((
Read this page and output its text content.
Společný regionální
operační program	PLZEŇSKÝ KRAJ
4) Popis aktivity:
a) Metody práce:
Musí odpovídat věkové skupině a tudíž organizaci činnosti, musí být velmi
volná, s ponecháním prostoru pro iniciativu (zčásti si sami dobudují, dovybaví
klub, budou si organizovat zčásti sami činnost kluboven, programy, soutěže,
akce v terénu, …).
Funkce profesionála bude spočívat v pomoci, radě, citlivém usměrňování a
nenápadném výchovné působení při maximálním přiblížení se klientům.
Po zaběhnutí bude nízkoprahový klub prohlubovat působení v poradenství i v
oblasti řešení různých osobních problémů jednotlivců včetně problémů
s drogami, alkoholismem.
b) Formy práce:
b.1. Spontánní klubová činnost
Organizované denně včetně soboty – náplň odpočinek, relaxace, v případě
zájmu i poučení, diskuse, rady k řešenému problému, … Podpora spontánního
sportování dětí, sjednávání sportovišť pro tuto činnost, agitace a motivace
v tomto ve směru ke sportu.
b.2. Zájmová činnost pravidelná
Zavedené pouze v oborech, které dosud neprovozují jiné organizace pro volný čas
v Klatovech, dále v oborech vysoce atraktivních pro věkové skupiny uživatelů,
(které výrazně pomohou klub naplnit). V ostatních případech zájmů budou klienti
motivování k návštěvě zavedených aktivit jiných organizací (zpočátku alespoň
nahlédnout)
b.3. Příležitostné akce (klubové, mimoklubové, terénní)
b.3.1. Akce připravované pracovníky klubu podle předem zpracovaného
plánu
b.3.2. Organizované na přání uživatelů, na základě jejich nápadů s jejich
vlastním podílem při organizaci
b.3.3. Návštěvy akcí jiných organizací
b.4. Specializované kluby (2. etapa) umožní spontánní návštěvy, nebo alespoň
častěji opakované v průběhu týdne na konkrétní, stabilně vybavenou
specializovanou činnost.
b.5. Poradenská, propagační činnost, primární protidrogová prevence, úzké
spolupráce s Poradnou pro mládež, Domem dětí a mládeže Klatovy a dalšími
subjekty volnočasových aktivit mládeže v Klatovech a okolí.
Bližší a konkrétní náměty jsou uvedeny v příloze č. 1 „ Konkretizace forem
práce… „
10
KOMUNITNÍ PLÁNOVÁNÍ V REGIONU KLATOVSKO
))
_WHAT IS ASKED_
Extract every record. Keep wording exact.

_WRITTEN RESPONSE_
Read this page and output its text content.
Společný regionální
operační program	PLZEŇSKÝ KRAJ
4) Popis aktivity:
a) Metody práce:
Musí odpovídat věkové skupině a tudíž organizaci činnosti, musí být velmi
volná, s ponecháním prostoru pro iniciativu (zčásti si sami dobudují, dovybaví
klub, budou si organizovat zčásti sami činnost kluboven, programy, soutěže,
akce v terénu, …).
Funkce profesionála bude spočívat v pomoci, radě, citlivém usměrňování a
nenápadném výchovné působení při maximálním přiblížení se klientům.
Po zaběhnutí bude nízkoprahový klub prohlubovat působení v poradenství i v
oblasti řešení různých osobních problémů jednotlivců včetně problémů
s drogami, alkoholismem.
b) Formy práce:
b.1. Spontánní klubová činnost
Organizované denně včetně soboty – náplň odpočinek, relaxace, v případě
zájmu i poučení, diskuse, rady k řešenému problému, … Podpora spontánního
sportování dětí, sjednávání sportovišť pro tuto činnost, agitace a motivace
v tomto ve směru ke sportu.
b.2. Zájmová činnost pravidelná
Zavedené pouze v oborech, které dosud neprovozují jiné organizace pro volný čas
v Klatovech, dále v oborech vysoce atraktivních pro věkové skupiny uživatelů,
(které výrazně pomohou klub naplnit). V ostatních případech zájmů budou klienti
motivování k návštěvě zavedených aktivit jiných organizací (zpočátku alespoň
nahlédnout)
b.3. Příležitostné akce (klubové, mimoklubové, terénní)
b.3.1. Akce připravované pracovníky klubu podle předem zpracovaného
plánu
b.3.2. Organizované na přání uživatelů, na základě jejich nápadů s jejich
vlastním podílem při organizaci
b.3.3. Návštěvy akcí jiných organizací
b.4. Specializované kluby (2. etapa) umožní spontánní návštěvy, nebo alespoň
častěji opakované v průběhu týdne na konkrétní, stabilně vybavenou
specializovanou činnost.
b.5. Poradenská, propagační činnost, primární protidrogová prevence, úzké
spolupráce s Poradnou pro mládež, Domem dětí a mládeže Klatovy a dalšími
subjekty volnočasových aktivit mládeže v Klatovech a okolí.
Bližší a konkrétní náměty jsou uvedeny v příloze č. 1 „ Konkretizace forem
práce… „
10
KOMUNITNÍ PLÁNOVÁNÍ V REGIONU KLATOVSKO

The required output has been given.